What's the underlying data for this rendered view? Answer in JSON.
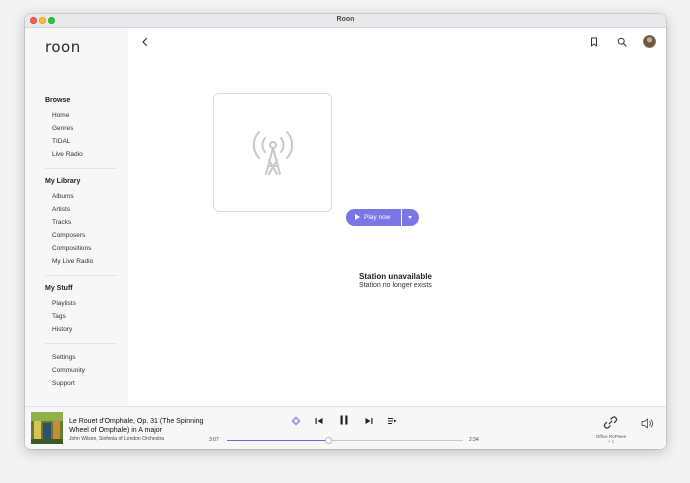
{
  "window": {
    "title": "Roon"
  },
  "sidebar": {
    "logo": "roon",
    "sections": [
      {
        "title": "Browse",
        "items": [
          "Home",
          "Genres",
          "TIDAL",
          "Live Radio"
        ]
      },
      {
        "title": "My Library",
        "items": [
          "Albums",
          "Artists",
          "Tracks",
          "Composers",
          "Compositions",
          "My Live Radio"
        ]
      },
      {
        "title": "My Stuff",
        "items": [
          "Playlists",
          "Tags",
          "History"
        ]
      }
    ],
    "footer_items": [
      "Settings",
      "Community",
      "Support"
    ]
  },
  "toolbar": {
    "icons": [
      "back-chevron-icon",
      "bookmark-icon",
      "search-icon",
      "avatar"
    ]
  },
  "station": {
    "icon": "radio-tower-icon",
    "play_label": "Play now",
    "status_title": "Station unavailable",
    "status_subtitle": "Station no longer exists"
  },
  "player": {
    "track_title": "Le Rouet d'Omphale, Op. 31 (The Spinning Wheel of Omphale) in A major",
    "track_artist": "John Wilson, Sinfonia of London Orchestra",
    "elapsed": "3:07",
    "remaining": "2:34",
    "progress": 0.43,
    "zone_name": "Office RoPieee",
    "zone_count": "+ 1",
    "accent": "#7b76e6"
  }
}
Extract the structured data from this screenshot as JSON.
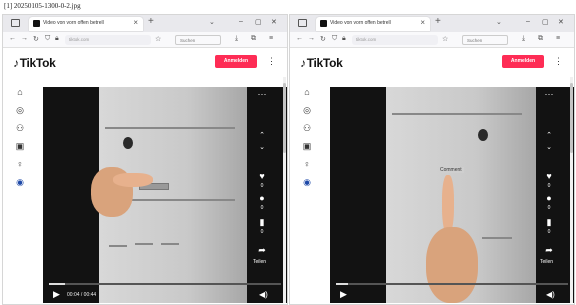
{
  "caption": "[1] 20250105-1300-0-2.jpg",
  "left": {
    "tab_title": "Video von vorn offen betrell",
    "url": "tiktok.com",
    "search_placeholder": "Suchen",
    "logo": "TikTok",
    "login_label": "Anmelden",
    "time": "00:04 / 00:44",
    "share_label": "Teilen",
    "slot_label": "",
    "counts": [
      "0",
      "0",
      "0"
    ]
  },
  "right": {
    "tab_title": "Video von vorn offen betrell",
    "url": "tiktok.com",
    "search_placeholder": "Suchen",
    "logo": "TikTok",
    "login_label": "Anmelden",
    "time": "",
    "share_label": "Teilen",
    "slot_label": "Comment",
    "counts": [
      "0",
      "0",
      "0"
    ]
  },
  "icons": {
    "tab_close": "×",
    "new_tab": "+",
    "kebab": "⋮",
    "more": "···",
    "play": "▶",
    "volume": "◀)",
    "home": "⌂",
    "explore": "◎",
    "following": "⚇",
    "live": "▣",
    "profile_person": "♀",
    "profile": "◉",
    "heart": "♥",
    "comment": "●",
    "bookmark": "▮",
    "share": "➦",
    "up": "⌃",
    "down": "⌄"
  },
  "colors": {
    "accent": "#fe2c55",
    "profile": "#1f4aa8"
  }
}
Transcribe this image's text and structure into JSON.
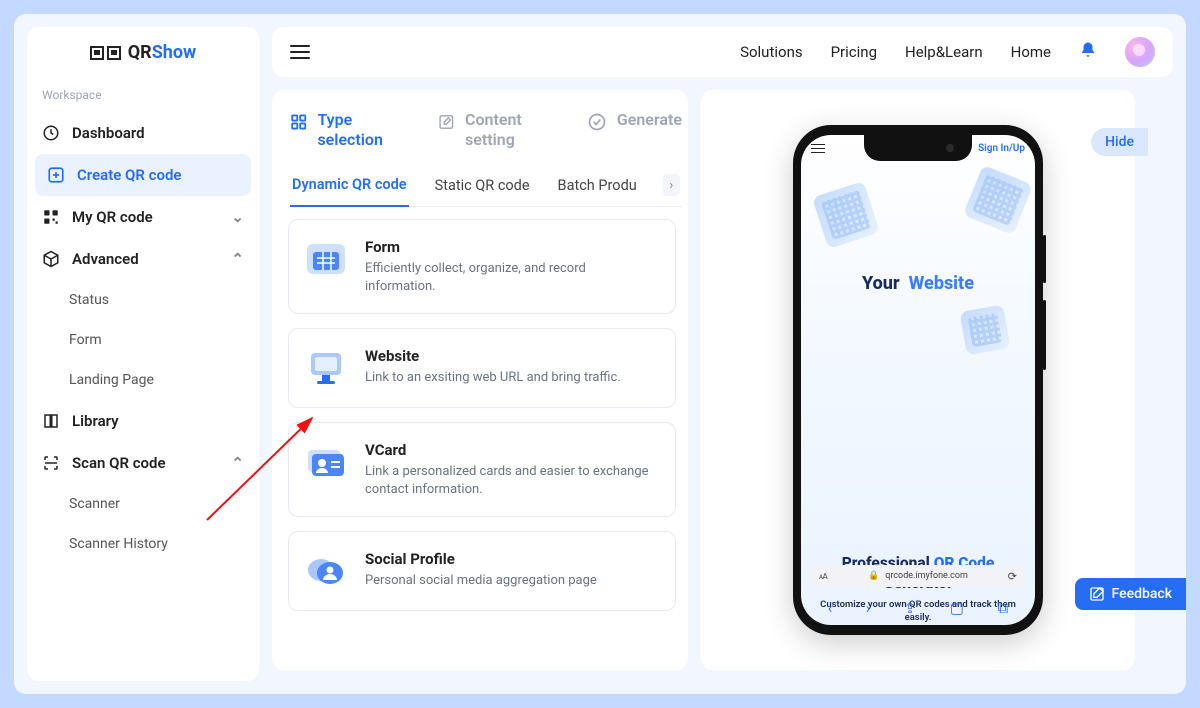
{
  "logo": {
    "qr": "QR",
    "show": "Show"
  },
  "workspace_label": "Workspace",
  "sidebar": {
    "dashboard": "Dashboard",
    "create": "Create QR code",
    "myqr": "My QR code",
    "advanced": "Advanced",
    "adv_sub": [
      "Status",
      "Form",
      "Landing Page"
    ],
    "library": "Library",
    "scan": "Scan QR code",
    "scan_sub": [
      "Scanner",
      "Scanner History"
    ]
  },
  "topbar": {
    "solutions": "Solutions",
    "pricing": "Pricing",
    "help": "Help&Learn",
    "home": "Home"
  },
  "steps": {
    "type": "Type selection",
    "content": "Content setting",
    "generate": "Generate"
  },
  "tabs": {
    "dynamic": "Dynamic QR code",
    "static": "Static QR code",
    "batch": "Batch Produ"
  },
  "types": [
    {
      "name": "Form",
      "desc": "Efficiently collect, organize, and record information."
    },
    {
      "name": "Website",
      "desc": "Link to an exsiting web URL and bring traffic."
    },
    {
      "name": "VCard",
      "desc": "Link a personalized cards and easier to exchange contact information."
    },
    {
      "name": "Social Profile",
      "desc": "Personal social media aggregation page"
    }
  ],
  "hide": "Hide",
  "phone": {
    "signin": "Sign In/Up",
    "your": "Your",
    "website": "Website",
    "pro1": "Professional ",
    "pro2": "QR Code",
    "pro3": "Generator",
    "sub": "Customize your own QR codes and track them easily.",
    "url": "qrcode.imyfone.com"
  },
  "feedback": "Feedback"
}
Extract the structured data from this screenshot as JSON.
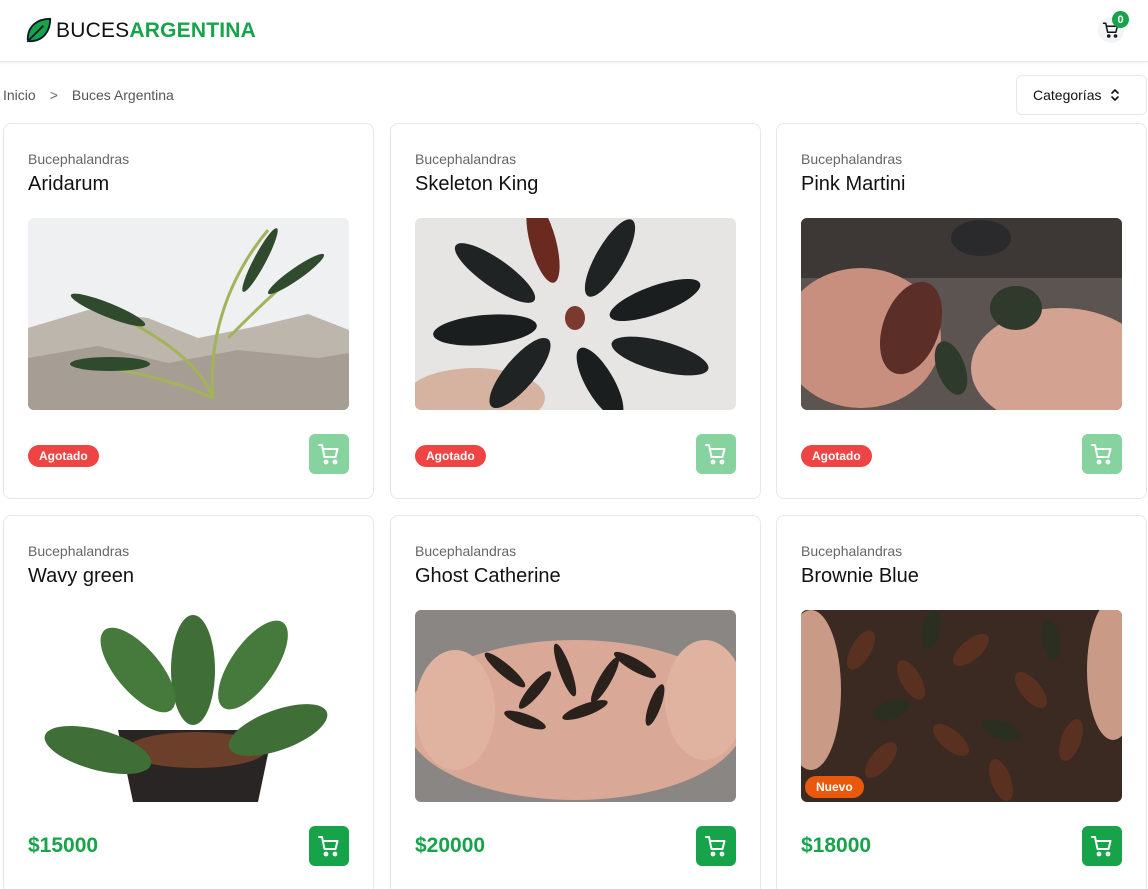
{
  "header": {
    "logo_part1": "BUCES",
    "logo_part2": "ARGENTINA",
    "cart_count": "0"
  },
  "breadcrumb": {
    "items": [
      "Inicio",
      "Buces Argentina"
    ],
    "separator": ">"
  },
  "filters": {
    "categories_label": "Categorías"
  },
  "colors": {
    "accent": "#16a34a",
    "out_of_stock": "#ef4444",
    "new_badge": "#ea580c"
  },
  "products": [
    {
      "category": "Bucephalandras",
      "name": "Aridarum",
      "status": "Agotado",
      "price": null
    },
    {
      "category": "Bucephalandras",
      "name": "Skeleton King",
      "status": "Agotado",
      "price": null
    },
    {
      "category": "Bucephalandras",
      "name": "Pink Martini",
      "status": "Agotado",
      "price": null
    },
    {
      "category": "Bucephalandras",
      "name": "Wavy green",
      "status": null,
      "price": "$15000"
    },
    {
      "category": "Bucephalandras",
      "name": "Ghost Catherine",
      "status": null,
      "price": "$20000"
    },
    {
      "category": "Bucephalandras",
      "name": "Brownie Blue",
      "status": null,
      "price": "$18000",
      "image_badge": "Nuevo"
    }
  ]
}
◆ ◆ ◆
Work to be completed >> Show the lines of the records that include the string "JSON".

Exercise output >>
What's the underlying data for this rendered view? Answer in JSON.
Extract the structured data from this screenshot as JSON.
Transcribe this image's text and structure into JSON.
Extract the structured data from this screenshot as JSON.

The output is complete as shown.